* Goal of the exercise *
Determine how many lines of this material contain "hence". Give only the number.

* Extracted entries *

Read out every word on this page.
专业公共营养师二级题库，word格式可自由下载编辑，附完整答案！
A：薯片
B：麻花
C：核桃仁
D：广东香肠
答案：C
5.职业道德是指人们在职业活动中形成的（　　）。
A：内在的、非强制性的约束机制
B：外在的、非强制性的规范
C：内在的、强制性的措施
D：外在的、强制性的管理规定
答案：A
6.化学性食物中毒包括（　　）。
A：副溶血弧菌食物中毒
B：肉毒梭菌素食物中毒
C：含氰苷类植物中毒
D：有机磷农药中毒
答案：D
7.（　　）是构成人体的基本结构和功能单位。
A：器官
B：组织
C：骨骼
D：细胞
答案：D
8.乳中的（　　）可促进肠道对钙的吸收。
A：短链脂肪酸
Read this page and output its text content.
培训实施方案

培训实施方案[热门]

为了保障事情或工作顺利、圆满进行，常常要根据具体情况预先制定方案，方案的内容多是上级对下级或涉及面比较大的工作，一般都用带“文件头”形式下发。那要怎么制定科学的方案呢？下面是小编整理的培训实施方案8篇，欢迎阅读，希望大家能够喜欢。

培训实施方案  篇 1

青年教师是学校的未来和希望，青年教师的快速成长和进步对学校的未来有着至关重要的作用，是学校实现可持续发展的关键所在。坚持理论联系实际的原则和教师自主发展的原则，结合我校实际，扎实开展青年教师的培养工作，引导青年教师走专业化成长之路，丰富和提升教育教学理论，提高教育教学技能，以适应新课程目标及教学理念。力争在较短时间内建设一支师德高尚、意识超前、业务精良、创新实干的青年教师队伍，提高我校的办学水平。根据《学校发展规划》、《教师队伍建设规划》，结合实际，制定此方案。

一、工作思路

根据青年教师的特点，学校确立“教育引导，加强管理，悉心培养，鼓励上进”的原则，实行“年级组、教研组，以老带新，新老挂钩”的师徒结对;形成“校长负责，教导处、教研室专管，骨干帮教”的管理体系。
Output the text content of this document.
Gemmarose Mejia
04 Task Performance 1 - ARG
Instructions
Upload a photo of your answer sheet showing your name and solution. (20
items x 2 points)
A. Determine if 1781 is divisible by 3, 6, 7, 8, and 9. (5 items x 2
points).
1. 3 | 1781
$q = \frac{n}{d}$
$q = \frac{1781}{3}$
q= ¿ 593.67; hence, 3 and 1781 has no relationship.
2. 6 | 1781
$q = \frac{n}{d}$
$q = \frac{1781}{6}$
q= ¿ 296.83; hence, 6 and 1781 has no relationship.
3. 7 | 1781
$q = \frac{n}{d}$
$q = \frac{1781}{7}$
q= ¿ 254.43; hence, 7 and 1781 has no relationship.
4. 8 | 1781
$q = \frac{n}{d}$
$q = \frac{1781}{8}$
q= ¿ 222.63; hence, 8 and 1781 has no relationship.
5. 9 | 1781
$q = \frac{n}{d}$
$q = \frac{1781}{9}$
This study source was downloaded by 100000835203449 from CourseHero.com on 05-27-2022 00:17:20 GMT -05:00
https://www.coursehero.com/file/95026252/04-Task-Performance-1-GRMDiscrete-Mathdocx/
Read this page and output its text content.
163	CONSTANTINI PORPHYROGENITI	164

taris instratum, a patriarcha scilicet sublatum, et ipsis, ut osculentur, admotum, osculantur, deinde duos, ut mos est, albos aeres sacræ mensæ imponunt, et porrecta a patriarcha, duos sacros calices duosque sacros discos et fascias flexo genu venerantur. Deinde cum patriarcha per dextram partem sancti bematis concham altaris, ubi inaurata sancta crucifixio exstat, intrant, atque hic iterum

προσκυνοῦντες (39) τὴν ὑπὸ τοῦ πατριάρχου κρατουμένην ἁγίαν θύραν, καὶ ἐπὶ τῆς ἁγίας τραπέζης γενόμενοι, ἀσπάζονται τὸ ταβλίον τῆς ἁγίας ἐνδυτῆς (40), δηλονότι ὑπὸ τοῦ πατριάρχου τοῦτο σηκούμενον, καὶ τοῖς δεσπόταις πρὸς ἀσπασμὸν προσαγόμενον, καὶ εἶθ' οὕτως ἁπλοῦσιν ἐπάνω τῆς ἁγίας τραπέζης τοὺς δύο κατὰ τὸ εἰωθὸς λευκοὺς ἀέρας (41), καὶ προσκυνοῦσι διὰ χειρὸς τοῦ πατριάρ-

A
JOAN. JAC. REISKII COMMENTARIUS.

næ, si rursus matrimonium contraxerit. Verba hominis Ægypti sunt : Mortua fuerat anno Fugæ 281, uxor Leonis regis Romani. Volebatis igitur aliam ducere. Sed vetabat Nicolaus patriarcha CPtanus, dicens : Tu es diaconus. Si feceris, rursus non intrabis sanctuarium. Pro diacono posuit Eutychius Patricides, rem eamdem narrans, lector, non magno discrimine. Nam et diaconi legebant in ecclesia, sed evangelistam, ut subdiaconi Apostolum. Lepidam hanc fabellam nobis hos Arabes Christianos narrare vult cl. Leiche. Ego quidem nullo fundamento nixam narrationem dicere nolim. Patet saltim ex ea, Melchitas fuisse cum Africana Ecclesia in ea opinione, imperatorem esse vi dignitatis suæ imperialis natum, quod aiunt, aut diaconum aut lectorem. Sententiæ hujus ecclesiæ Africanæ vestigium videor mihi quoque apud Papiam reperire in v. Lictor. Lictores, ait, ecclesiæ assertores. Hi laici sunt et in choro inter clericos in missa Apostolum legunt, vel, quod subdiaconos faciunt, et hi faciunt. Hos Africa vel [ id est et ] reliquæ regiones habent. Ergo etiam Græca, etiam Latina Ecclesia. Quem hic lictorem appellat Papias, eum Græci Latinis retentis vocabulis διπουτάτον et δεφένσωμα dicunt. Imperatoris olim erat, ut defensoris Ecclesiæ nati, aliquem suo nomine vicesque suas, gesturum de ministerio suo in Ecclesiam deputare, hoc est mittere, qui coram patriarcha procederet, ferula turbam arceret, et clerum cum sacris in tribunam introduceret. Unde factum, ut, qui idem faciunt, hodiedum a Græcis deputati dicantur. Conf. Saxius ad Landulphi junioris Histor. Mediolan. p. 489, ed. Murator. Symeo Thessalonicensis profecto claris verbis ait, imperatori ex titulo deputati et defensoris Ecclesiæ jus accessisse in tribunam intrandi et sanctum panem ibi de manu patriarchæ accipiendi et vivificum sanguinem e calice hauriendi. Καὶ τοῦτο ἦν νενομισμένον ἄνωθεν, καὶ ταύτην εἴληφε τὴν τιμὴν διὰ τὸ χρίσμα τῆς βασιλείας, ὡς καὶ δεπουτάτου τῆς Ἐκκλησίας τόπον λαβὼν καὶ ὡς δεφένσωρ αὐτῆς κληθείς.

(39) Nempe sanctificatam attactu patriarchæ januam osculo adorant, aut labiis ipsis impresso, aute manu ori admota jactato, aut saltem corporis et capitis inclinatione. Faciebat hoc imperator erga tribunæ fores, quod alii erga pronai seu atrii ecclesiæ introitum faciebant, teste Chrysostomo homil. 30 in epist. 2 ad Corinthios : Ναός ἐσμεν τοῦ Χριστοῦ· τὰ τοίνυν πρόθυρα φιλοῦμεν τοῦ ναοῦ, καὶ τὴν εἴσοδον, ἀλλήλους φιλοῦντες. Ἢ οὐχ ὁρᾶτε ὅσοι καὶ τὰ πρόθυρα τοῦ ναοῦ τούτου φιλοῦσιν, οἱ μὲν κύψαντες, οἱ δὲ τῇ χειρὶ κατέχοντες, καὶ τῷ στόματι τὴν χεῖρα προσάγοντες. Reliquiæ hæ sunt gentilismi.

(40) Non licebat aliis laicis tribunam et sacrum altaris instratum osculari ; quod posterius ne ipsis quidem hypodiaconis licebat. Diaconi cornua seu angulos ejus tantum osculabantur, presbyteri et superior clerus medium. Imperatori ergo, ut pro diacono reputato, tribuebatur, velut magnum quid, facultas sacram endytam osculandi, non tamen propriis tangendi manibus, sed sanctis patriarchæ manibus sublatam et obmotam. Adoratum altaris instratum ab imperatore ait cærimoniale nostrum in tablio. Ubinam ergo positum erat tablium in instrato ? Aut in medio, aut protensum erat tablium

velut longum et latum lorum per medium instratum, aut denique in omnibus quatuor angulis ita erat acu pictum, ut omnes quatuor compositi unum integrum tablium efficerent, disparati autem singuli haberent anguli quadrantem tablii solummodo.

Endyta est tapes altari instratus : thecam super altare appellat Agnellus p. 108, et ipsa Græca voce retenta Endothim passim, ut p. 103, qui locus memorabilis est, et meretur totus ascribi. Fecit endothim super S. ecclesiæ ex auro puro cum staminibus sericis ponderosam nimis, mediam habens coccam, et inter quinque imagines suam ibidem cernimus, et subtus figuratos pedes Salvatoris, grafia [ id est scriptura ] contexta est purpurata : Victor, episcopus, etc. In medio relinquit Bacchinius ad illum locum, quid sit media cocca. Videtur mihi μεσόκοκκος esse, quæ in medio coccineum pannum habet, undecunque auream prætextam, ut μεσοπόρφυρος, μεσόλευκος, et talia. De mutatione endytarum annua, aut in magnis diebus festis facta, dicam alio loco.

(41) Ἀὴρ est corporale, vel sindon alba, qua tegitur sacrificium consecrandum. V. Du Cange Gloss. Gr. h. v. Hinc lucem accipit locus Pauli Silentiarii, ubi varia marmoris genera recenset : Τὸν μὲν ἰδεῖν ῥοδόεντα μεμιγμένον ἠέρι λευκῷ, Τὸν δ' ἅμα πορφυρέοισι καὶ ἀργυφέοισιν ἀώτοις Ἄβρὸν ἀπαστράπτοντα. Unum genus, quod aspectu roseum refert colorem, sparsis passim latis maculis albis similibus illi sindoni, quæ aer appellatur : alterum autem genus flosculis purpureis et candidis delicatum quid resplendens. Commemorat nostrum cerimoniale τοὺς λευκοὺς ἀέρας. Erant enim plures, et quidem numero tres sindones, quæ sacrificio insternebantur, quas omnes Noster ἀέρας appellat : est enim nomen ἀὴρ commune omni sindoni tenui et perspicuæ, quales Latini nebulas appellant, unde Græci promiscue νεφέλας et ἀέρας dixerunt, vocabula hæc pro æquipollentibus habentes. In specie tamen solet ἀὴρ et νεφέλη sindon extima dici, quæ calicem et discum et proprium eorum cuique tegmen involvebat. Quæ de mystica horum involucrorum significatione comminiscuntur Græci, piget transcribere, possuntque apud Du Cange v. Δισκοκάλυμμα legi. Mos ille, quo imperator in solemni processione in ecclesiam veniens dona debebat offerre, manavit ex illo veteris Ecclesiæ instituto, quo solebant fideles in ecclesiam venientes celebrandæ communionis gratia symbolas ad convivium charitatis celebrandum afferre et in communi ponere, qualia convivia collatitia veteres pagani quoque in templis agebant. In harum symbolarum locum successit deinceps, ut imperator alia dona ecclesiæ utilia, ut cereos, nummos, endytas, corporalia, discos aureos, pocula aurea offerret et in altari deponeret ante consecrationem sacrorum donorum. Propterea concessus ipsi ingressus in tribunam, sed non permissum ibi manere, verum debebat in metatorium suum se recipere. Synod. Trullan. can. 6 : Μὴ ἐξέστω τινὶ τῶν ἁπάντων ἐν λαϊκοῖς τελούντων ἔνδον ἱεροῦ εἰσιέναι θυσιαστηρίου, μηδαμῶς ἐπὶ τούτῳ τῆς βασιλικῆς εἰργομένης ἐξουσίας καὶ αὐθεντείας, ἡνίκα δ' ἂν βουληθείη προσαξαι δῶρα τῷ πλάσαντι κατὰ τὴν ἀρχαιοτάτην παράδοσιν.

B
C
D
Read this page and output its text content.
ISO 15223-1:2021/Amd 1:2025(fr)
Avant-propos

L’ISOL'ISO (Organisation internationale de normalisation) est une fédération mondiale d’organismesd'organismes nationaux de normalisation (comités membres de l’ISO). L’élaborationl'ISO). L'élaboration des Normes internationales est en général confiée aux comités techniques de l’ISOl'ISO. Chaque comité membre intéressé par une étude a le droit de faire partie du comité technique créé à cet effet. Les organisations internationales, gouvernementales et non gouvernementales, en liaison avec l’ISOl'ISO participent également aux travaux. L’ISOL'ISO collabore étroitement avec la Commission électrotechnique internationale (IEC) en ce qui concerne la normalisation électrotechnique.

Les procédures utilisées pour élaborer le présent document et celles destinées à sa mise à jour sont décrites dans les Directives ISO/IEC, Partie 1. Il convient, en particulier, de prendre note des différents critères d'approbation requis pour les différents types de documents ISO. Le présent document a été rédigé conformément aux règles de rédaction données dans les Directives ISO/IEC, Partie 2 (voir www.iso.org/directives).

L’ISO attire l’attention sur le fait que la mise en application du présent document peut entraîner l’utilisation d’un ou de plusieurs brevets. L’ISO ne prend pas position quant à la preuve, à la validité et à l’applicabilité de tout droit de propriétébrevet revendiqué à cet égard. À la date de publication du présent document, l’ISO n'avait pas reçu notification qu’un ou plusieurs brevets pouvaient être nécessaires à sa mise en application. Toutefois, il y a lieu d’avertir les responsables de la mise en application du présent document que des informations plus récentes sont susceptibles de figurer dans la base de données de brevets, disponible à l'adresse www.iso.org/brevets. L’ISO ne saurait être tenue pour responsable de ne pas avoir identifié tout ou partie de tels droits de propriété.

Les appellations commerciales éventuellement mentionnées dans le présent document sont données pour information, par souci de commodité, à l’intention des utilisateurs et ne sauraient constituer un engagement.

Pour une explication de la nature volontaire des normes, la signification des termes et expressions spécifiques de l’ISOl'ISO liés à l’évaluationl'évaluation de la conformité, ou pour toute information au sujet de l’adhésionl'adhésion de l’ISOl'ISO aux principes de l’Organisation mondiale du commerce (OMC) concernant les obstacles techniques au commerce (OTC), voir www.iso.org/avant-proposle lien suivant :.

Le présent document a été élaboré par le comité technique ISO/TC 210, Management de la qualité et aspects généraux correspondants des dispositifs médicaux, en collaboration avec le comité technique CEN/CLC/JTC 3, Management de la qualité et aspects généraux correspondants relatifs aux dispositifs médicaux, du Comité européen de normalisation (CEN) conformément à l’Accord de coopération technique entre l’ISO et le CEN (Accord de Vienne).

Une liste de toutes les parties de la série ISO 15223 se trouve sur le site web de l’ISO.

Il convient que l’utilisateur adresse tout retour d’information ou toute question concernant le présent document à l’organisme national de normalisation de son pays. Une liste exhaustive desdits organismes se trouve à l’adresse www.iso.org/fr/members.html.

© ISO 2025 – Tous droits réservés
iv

* Answer for the task *
4